** Extract to read **

The FRAGSUS Field Season 2015
The 2015 field season was an extremely busy and productive time for the FRAGSUS project. In total the team spent 12 weeks excavating at four sites on Gozo and Malta. During the Easter season the team excavated at two Neolithic temple sites- Santa Verna and Ggantija- as well as a Bronze Age site on In Nufarra, all on the island of Gozo. Throughout the summer the excavation focused on the Neolithic temple at Kordin III, on Malta. These excavations produced a vast amount of material, which is currently under analysis- although the preliminary results suggest that the information gleaned from these sites will substantially add to our understanding of the culture and economy of the temple period and the subsequent periods. The project has been the subject of several media features and engaged with a record number of visitors this year, disseminating our work to the wider public.
As always, the visiting FRAGSUS members have received generous support and assistance from our colleagues at the University of Malta, Heritage Malta, the Superintendence of Cultural Heritage and the Ministry for Gozo, to whom we extend our sincerest thanks. The excavations have also included a large number of students and volunteers, who have provided invaluable assistance. Preliminary reports are in write-up but the follow article provides a brief synopsis of the excavations.
Nestled amongst small horticultural plots tended by local residents, the temple site of Santa Verna is often overlooked by tourists in favour of the more imposing temples at Ggantija. Situated just 590m from Ggantija on the Xaghra plateau, Santa Verna has commanding views of the surrounding countryside, as well as the neighbouring islands of Malta and Sicily. On the surface little remains of the temple save for three prominent façade stones, fronted by a section of ‘bench’- horizontally laid stones similar to those found at the entrances to Hagar Qim and Mnajdra on Malta.
Excavations at the site carried out in 1911 by the British School at Rome, under Asby and Bradley (Ashby et al. 1913), revealed many in situ stones and torba floors but failed to resolve the overall layout of the temple. A subsequent excavation conducted by David Trump in 1961 opened up three test pits, uncovering a succession of torba floors and also undisturbed palaeosols. Santa Verna also formed part of the later Gozo Survey (1987-1995), a fieldwalking exercise designed to assess prehistoric settlement activity on the island (Malone et al. 2009; Boyle 2014). Based on the results of this survey, the FRAGSUS team conducted a geophysical survey and high-resolution fieldwalking at Santa Verna during the 2014 field season. A number of geological anomalies and high concentrations of pottery were discovered in the vicinity of the temple, highlighting the potential for further in-depth investigation through excavation.

** Collected data **
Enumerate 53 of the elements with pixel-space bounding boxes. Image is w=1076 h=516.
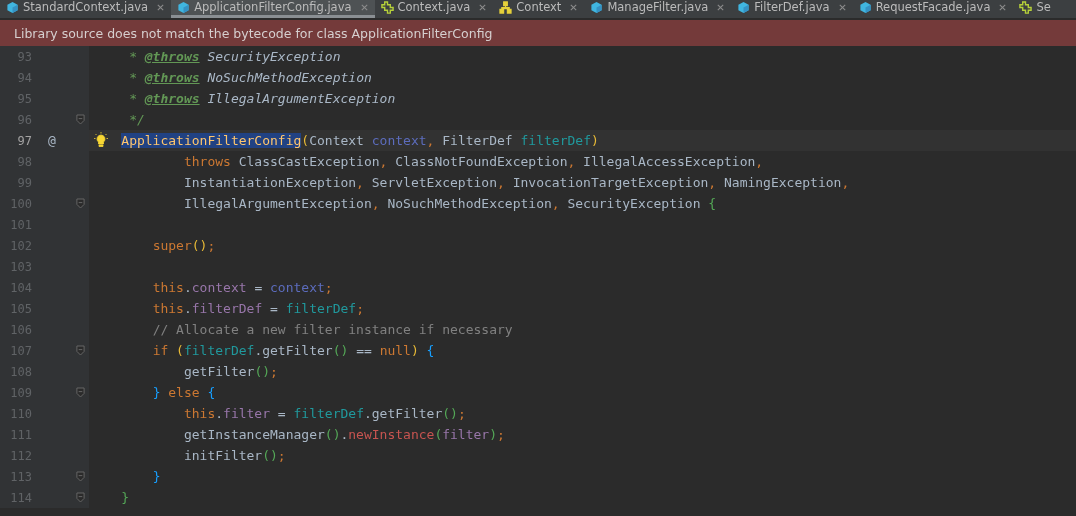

** Prompt 1 **
Copy the stretch of the FRAGSUS 2015 season article from "As always, the" through "of the excavations.".
** Prompt 2 **
Using the FRAGSUS 2015 season article, answer:
(a) How many weeks in total did the team spend excavating in 2015?
(b) How far is Santa Verna from Ggantija?
(c) In what year did David Trump excavate at Santa Verna?
** Prompt 3 **
Continue the FRAGSUS 2015 season article from its last sentence.

** Response 1 **
As always, the visiting FRAGSUS members have received generous support and assistance from our colleagues at the University of Malta, Heritage Malta, the Superintendence of Cultural Heritage and the Ministry for Gozo, to whom we extend our sincerest thanks. The excavations have also included a large number of students and volunteers, who have provided invaluable assistance. Preliminary reports are in write-up but the follow article provides a brief synopsis of the excavations.

** Response 2 **
(a) 12 weeks
(b) 590m
(c) 1961

** Response 3 **
Over the Easter period 2015, the FRAGSUS team began excavating at Santa Verna (figure 1). The field excavation was led by the Principal Investigator, Prof. Caroline Malone (Queen’s University Belfast), with additional supervision provided by Rowan McLaughlin, Stephen Armstrong, Jeremy Bennett, Catriona Brogan, Eóin Parkinson (all Queen’s University Belfast) and Laura James (University of Cambridge). A large number of student volunteers from both the University of Malta and the University of Cambridge also assisted in the dig. The main aim of the excavation was to obtain environmental and dating material from the site, in order to build a better understanding of the temple and its contemporary environment. The excavations reopened trenches dug by Ashby and Bradley in 1911 and Trump in 1961 and a number of additional trenches were excavated to examine some of the geological anomalies and concentrations of ceramic material identified in the 2014 field season. These additional trenches also helped to resolve the overall structure of the temple. Throughout the excavation a large amount of ceramics, animal bone and environmental samples were collected.
While analysis is still ongoing, the preliminary results have substantially increased our understanding of the site. The evidence shows pre-temple settlement activity on the site dating to the Ghar Dalam and Skorba periods (c.5, 000-4,100 BC). It would appear that this initial settlement was superseded by the temple structure. The excavation revealed that Santa Verna was a five apse temple, built on a similar alignment to that of the nearby Ggantija. The successive layers of torba floors demonstrate that the temple was altered and augmented several times over the course of its life. One of the most surprising discoveries of the excavation was a section of unique polygonal tiles made from globigerina limestone. These were found placed against the interior of one of the apse walls. Their purpose remains unclear, as they had no structural function and they were cover by the floor foundations.
As well as uncovering the main structure of the temple the team also recovered a substantial amount of material, including a vast amount of pottery and animal bone that are still in the process of being analysed. The team also uncovered four rare snail figurines, similar to those found at Ggantija. Throughout the excavation soils were sieved and systematically sampled. Dr Evan Hill (Queen’s University Belfast) wet-sieved the soil samples for plant and charcoal remains and subsamples were analysed for pollen, invertebrates and other environmental indicators. In addition a number of soil micromorphs were also taken for further analysis.
As part of the innovative approach adopted by the project, both pre and post excavation 3D terrestrial laser scans were taken of the site by John Meneely (Queen’s University Belfast), using a FARO Focus 3D scanner (figure 2). This produced an accurate and highly detailed 3D rendering of the site, and allows for a unique approach in the analysis and presentation of the site.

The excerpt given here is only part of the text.